## Task instructions
Report each line of the data that has "Teacher" somewhere in it.
◆ ◆ ◆ ◆ ◆ ◆ ◆
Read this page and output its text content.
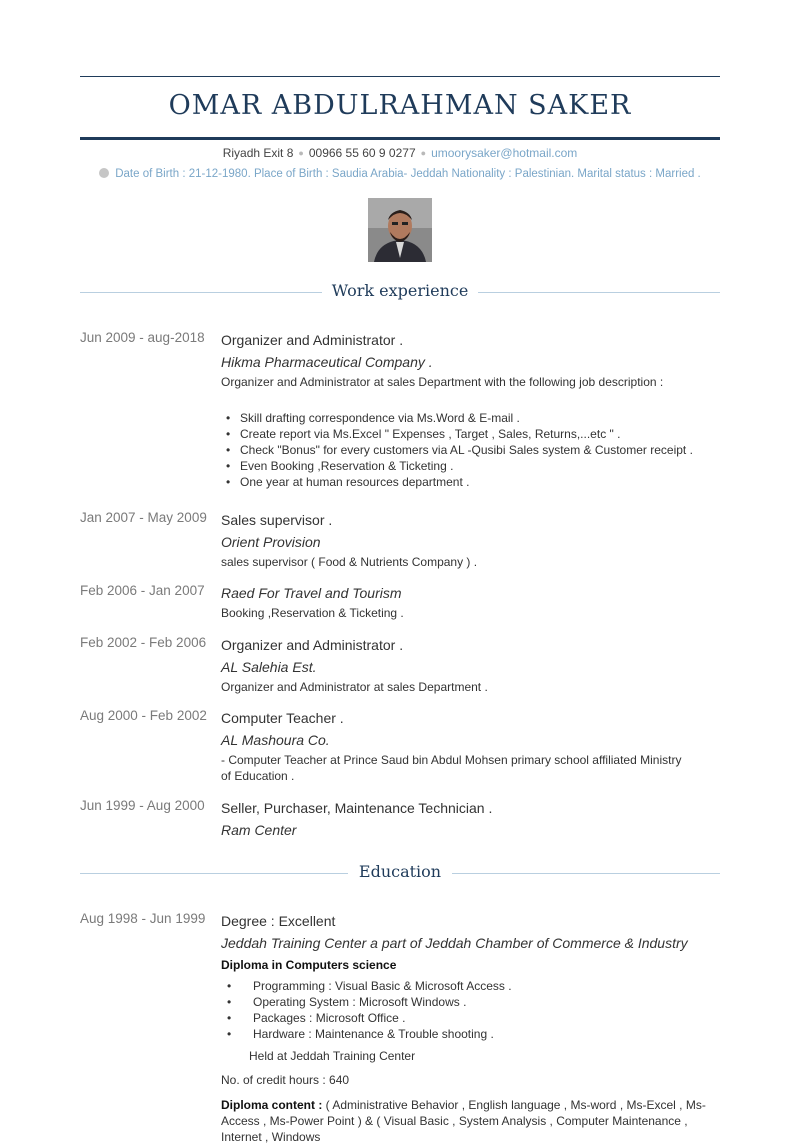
OMAR ABDULRAHMAN SAKER
Riyadh Exit 8 ● 00966 55 60 9 0277 ● umoorysaker@hotmail.com
Date of Birth : 21-12-1980. Place of Birth : Saudia Arabia- Jeddah Nationality : Palestinian. Marital status : Married .
Work experience
Jun 2009 - aug-2018 Organizer and Administrator .
Hikma Pharmaceutical Company .
Organizer and Administrator at sales Department with the following job description :
• Skill drafting correspondence via Ms.Word & E-mail .
• Create report via Ms.Excel " Expenses , Target , Sales, Returns,...etc " .
• Check "Bonus" for every customers via AL -Qusibi Sales system & Customer receipt .
• Even Booking ,Reservation & Ticketing .
• One year at human resources department .
Jan 2007 - May 2009 Sales supervisor .
Orient Provision
sales supervisor ( Food & Nutrients Company ) .
Feb 2006 - Jan 2007 Raed For Travel and Tourism
Booking ,Reservation & Ticketing .
Feb 2002 - Feb 2006 Organizer and Administrator .
AL Salehia Est.
Organizer and Administrator at sales Department .
Aug 2000 - Feb 2002 Computer Teacher .
AL Mashoura Co.
- Computer Teacher at Prince Saud bin Abdul Mohsen primary school affiliated Ministry of Education .
Jun 1999 - Aug 2000 Seller, Purchaser, Maintenance Technician .
Ram Center
Education
Aug 1998 - Jun 1999 Degree : Excellent
Jeddah Training Center a part of Jeddah Chamber of Commerce & Industry
Diploma in Computers science
• Programming : Visual Basic & Microsoft Access .
• Operating System : Microsoft Windows .
• Packages : Microsoft Office .
• Hardware : Maintenance & Trouble shooting .
Held at Jeddah Training Center
No. of credit hours : 640
Diploma content : ( Administrative Behavior , English language , Ms-word , Ms-Excel , Ms-Access , Ms-Power Point ) & ( Visual Basic , System Analysis , Computer Maintenance , Internet , Windows
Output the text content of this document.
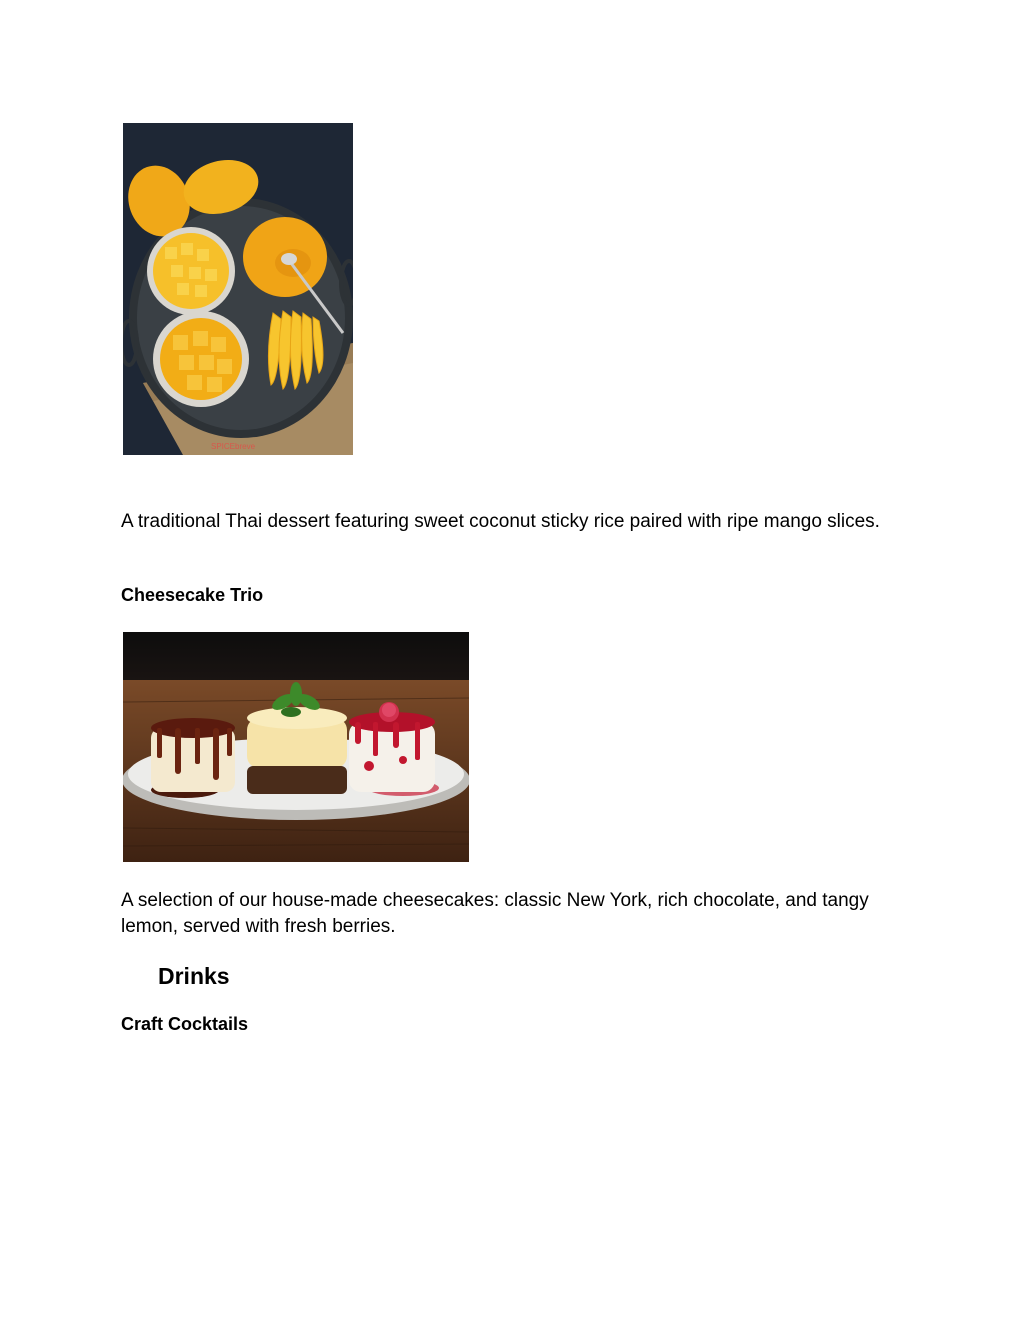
SPICEbreve

A traditional Thai dessert featuring sweet coconut sticky rice paired with ripe mango slices.

Cheesecake Trio

A selection of our house-made cheesecakes: classic New York, rich chocolate, and tangy lemon, served with fresh berries.

Drinks
Craft Cocktails
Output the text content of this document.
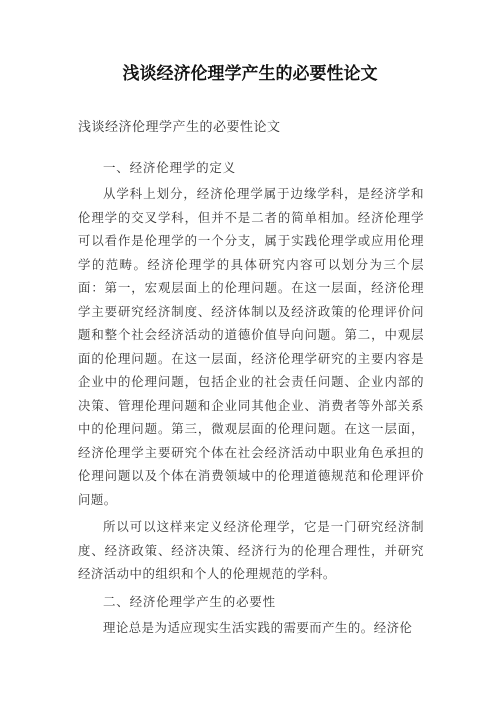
浅谈经济伦理学产生的必要性论文

浅谈经济伦理学产生的必要性论文

一、经济伦理学的定义

从学科上划分，经济伦理学属于边缘学科，是经济学和伦理学的交叉学科，但并不是二者的简单相加。经济伦理学可以看作是伦理学的一个分支，属于实践伦理学或应用伦理学的范畴。经济伦理学的具体研究内容可以划分为三个层面：第一，宏观层面上的伦理问题。在这一层面，经济伦理学主要研究经济制度、经济体制以及经济政策的伦理评价问题和整个社会经济活动的道德价值导向问题。第二，中观层面的伦理问题。在这一层面，经济伦理学研究的主要内容是企业中的伦理问题，包括企业的社会责任问题、企业内部的决策、管理伦理问题和企业同其他企业、消费者等外部关系中的伦理问题。第三，微观层面的伦理问题。在这一层面，经济伦理学主要研究个体在社会经济活动中职业角色承担的伦理问题以及个体在消费领域中的伦理道德规范和伦理评价问题。

所以可以这样来定义经济伦理学，它是一门研究经济制度、经济政策、经济决策、经济行为的伦理合理性，并研究经济活动中的组织和个人的伦理规范的学科。

二、经济伦理学产生的必要性

理论总是为适应现实生活实践的需要而产生的。经济伦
◆ ◆ ◆ ◆ ◆ ◆ ◆
## Full answer
Aug 2000 - Feb 2002 Computer Teacher .
- Computer Teacher at Prince Saud bin Abdul Mohsen primary school affiliated Ministry of Education .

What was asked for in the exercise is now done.